> _EXERCISE GOAL_: Write out every line of the records below word for word, omitting the pictures.

(Records with labeled boxes)

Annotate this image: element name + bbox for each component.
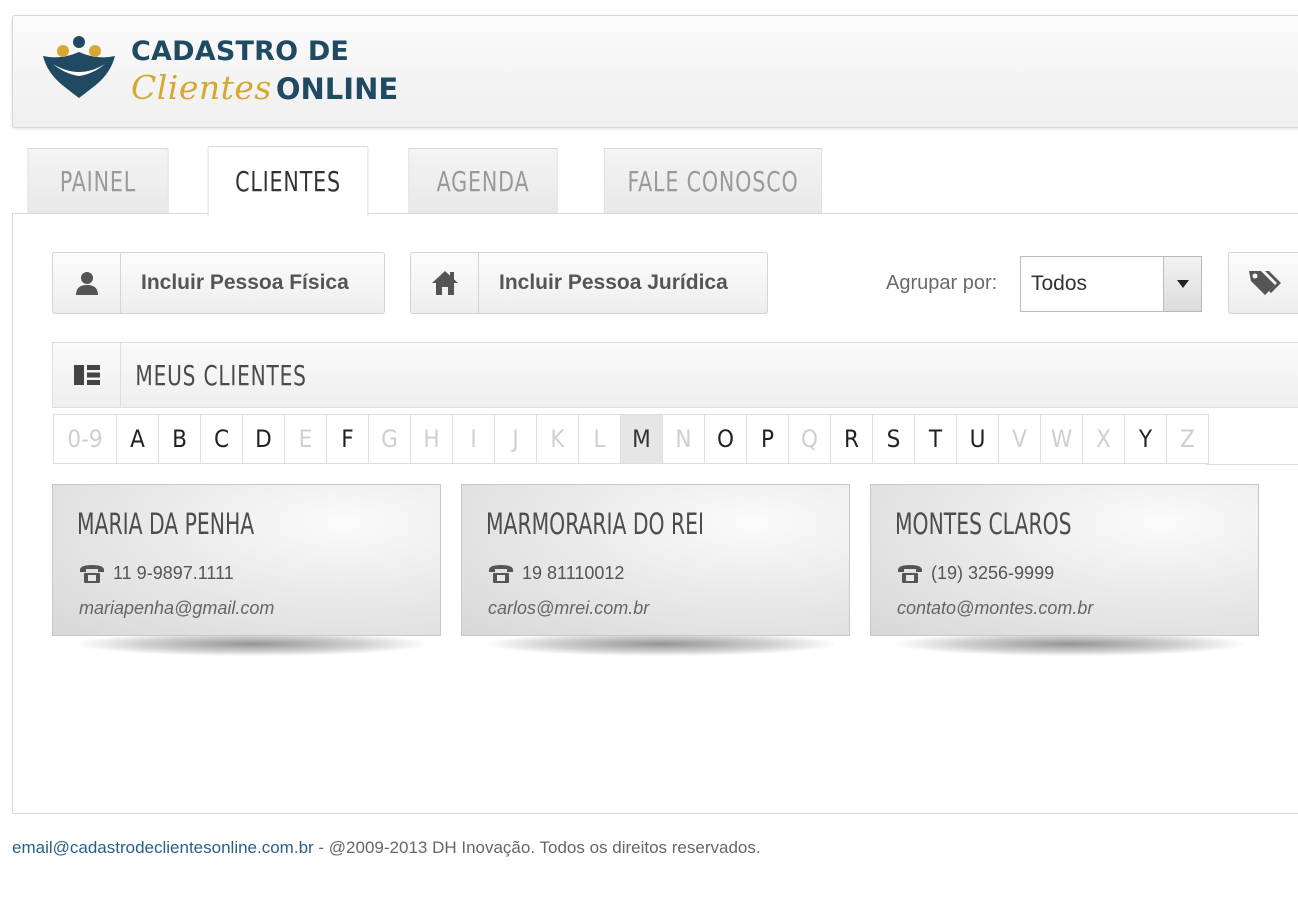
clients-section-header: MEUS CLIENTES — [52, 342, 1298, 408]
letter-filter-f[interactable]: F — [326, 414, 369, 464]
alphabet-divider — [1206, 464, 1298, 465]
letter-filter-z[interactable]: Z — [1166, 414, 1209, 464]
letter-filter-k[interactable]: K — [536, 414, 579, 464]
dropdown-arrow-icon[interactable] — [1163, 257, 1201, 311]
client-card[interactable]: MONTES CLAROS (19) 3256-9999 contato@mon… — [870, 484, 1259, 636]
letter-filter-x[interactable]: X — [1082, 414, 1125, 464]
client-email[interactable]: contato@montes.com.br — [897, 598, 1093, 619]
letter-filter-a[interactable]: A — [116, 414, 159, 464]
group-by-value: Todos — [1031, 272, 1088, 295]
letter-filter-s[interactable]: S — [872, 414, 915, 464]
group-by-label: Agrupar por: — [886, 272, 998, 294]
add-person-button[interactable]: Incluir Pessoa Física — [52, 252, 385, 314]
letter-filter-u[interactable]: U — [956, 414, 999, 464]
house-icon — [411, 253, 479, 313]
person-icon — [53, 253, 121, 313]
client-name: MARMORARIA DO REI — [486, 507, 704, 541]
letter-filter-0-9[interactable]: 0-9 — [53, 414, 117, 464]
list-view-icon — [53, 343, 121, 407]
letter-filter-g[interactable]: G — [368, 414, 411, 464]
phone-icon — [80, 564, 104, 583]
letter-filter-c[interactable]: C — [200, 414, 243, 464]
letter-filter-j[interactable]: J — [494, 414, 537, 464]
tags-button[interactable] — [1228, 252, 1298, 314]
app-header: CADASTRO DE Clientes ONLINE — [12, 15, 1298, 128]
footer-email-link[interactable]: email@cadastrodeclientesonline.com.br — [12, 838, 314, 857]
logo-subtitle: Clientes ONLINE — [131, 68, 398, 107]
add-company-label: Incluir Pessoa Jurídica — [499, 271, 728, 294]
group-by-select[interactable]: Todos — [1020, 256, 1202, 312]
client-email[interactable]: mariapenha@gmail.com — [79, 598, 274, 619]
letter-filter-w[interactable]: W — [1040, 414, 1083, 464]
letter-filter-t[interactable]: T — [914, 414, 957, 464]
client-email[interactable]: carlos@mrei.com.br — [488, 598, 649, 619]
client-phone: 11 9-9897.1111 — [113, 563, 234, 583]
letter-filter-p[interactable]: P — [746, 414, 789, 464]
footer-copyright: - @2009-2013 DH Inovação. Todos os direi… — [313, 838, 761, 857]
logo-mark — [43, 36, 115, 98]
logo-script-text: Clientes — [131, 68, 272, 107]
tab-painel[interactable]: PAINEL — [27, 148, 169, 214]
letter-filter-q[interactable]: Q — [788, 414, 831, 464]
letter-filter-i[interactable]: I — [452, 414, 495, 464]
phone-icon — [898, 564, 922, 583]
footer: email@cadastrodeclientesonline.com.br - … — [12, 838, 761, 858]
tab-fale-conosco[interactable]: FALE CONOSCO — [603, 148, 823, 214]
letter-filter-d[interactable]: D — [242, 414, 285, 464]
letter-filter-v[interactable]: V — [998, 414, 1041, 464]
phone-icon — [489, 564, 513, 583]
add-person-label: Incluir Pessoa Física — [141, 271, 349, 294]
tab-clientes[interactable]: CLIENTES — [207, 146, 369, 216]
logo-title: CADASTRO DE — [131, 36, 350, 67]
alphabet-filter: 0-9 A B C D E F G H I J K L M N O P Q R S T U V W X Y Z — [53, 414, 1209, 464]
letter-filter-r[interactable]: R — [830, 414, 873, 464]
letter-filter-o[interactable]: O — [704, 414, 747, 464]
letter-filter-l[interactable]: L — [578, 414, 621, 464]
section-title: MEUS CLIENTES — [135, 358, 307, 392]
client-phone: (19) 3256-9999 — [931, 563, 1055, 583]
client-card[interactable]: MARMORARIA DO REI 19 81110012 carlos@mre… — [461, 484, 850, 636]
letter-filter-b[interactable]: B — [158, 414, 201, 464]
tab-agenda[interactable]: AGENDA — [408, 148, 558, 214]
client-name: MARIA DA PENHA — [77, 507, 255, 541]
add-company-button[interactable]: Incluir Pessoa Jurídica — [410, 252, 768, 314]
letter-filter-e[interactable]: E — [284, 414, 327, 464]
client-name: MONTES CLAROS — [895, 507, 1072, 541]
letter-filter-n[interactable]: N — [662, 414, 705, 464]
letter-filter-m[interactable]: M — [620, 414, 663, 464]
letter-filter-y[interactable]: Y — [1124, 414, 1167, 464]
logo-online-text: ONLINE — [275, 72, 399, 106]
tags-icon — [1249, 271, 1281, 295]
client-card[interactable]: MARIA DA PENHA 11 9-9897.1111 mariapenha… — [52, 484, 441, 636]
client-phone: 19 81110012 — [522, 563, 625, 583]
letter-filter-h[interactable]: H — [410, 414, 453, 464]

> _THE OUTPUT_:
Annotate this image: element name + bbox for each component.
clients-section-header: MEUS CLIENTES — [52, 342, 1298, 408]
letter-filter-f[interactable]: F — [326, 414, 369, 464]
alphabet-divider — [1206, 464, 1298, 465]
letter-filter-z[interactable]: Z — [1166, 414, 1209, 464]
letter-filter-k[interactable]: K — [536, 414, 579, 464]
dropdown-arrow-icon[interactable] — [1163, 257, 1201, 311]
client-card[interactable]: MONTES CLAROS (19) 3256-9999 contato@mon… — [870, 484, 1259, 636]
letter-filter-x[interactable]: X — [1082, 414, 1125, 464]
client-email[interactable]: contato@montes.com.br — [897, 598, 1093, 619]
letter-filter-a[interactable]: A — [116, 414, 159, 464]
group-by-value: Todos — [1031, 272, 1088, 295]
letter-filter-s[interactable]: S — [872, 414, 915, 464]
group-by-label: Agrupar por: — [886, 272, 998, 294]
add-person-button[interactable]: Incluir Pessoa Física — [52, 252, 385, 314]
letter-filter-u[interactable]: U — [956, 414, 999, 464]
house-icon — [411, 253, 479, 313]
person-icon — [53, 253, 121, 313]
client-name: MARMORARIA DO REI — [486, 507, 704, 541]
letter-filter-0-9[interactable]: 0-9 — [53, 414, 117, 464]
list-view-icon — [53, 343, 121, 407]
letter-filter-g[interactable]: G — [368, 414, 411, 464]
phone-icon — [80, 564, 104, 583]
letter-filter-c[interactable]: C — [200, 414, 243, 464]
letter-filter-j[interactable]: J — [494, 414, 537, 464]
tags-button[interactable] — [1228, 252, 1298, 314]
app-header: CADASTRO DE Clientes ONLINE — [12, 15, 1298, 128]
footer-email-link[interactable]: email@cadastrodeclientesonline.com.br — [12, 838, 314, 857]
logo-subtitle: Clientes ONLINE — [131, 68, 398, 107]
add-company-label: Incluir Pessoa Jurídica — [499, 271, 728, 294]
group-by-select[interactable]: Todos — [1020, 256, 1202, 312]
client-email[interactable]: mariapenha@gmail.com — [79, 598, 274, 619]
letter-filter-w[interactable]: W — [1040, 414, 1083, 464]
letter-filter-t[interactable]: T — [914, 414, 957, 464]
client-email[interactable]: carlos@mrei.com.br — [488, 598, 649, 619]
client-phone: 11 9-9897.1111 — [113, 563, 234, 583]
letter-filter-p[interactable]: P — [746, 414, 789, 464]
footer-copyright: - @2009-2013 DH Inovação. Todos os direi… — [313, 838, 761, 857]
logo-mark — [43, 36, 115, 98]
logo-script-text: Clientes — [131, 68, 272, 107]
tab-painel[interactable]: PAINEL — [27, 148, 169, 214]
letter-filter-q[interactable]: Q — [788, 414, 831, 464]
letter-filter-i[interactable]: I — [452, 414, 495, 464]
phone-icon — [898, 564, 922, 583]
footer: email@cadastrodeclientesonline.com.br - … — [12, 838, 761, 858]
tab-fale-conosco[interactable]: FALE CONOSCO — [603, 148, 823, 214]
letter-filter-d[interactable]: D — [242, 414, 285, 464]
letter-filter-v[interactable]: V — [998, 414, 1041, 464]
phone-icon — [489, 564, 513, 583]
add-person-label: Incluir Pessoa Física — [141, 271, 349, 294]
tab-clientes[interactable]: CLIENTES — [207, 146, 369, 216]
logo-title: CADASTRO DE — [131, 36, 350, 67]
alphabet-filter: 0-9 A B C D E F G H I J K L M N O P Q R S T U V W X Y Z — [53, 414, 1209, 464]
letter-filter-r[interactable]: R — [830, 414, 873, 464]
letter-filter-o[interactable]: O — [704, 414, 747, 464]
letter-filter-l[interactable]: L — [578, 414, 621, 464]
section-title: MEUS CLIENTES — [135, 358, 307, 392]
client-phone: (19) 3256-9999 — [931, 563, 1055, 583]
client-card[interactable]: MARMORARIA DO REI 19 81110012 carlos@mre… — [461, 484, 850, 636]
letter-filter-b[interactable]: B — [158, 414, 201, 464]
tab-agenda[interactable]: AGENDA — [408, 148, 558, 214]
client-name: MARIA DA PENHA — [77, 507, 255, 541]
add-company-button[interactable]: Incluir Pessoa Jurídica — [410, 252, 768, 314]
letter-filter-e[interactable]: E — [284, 414, 327, 464]
client-name: MONTES CLAROS — [895, 507, 1072, 541]
letter-filter-n[interactable]: N — [662, 414, 705, 464]
letter-filter-m[interactable]: M — [620, 414, 663, 464]
letter-filter-y[interactable]: Y — [1124, 414, 1167, 464]
logo-online-text: ONLINE — [275, 72, 399, 106]
tags-icon — [1249, 271, 1281, 295]
client-card[interactable]: MARIA DA PENHA 11 9-9897.1111 mariapenha… — [52, 484, 441, 636]
client-phone: 19 81110012 — [522, 563, 625, 583]
letter-filter-h[interactable]: H — [410, 414, 453, 464]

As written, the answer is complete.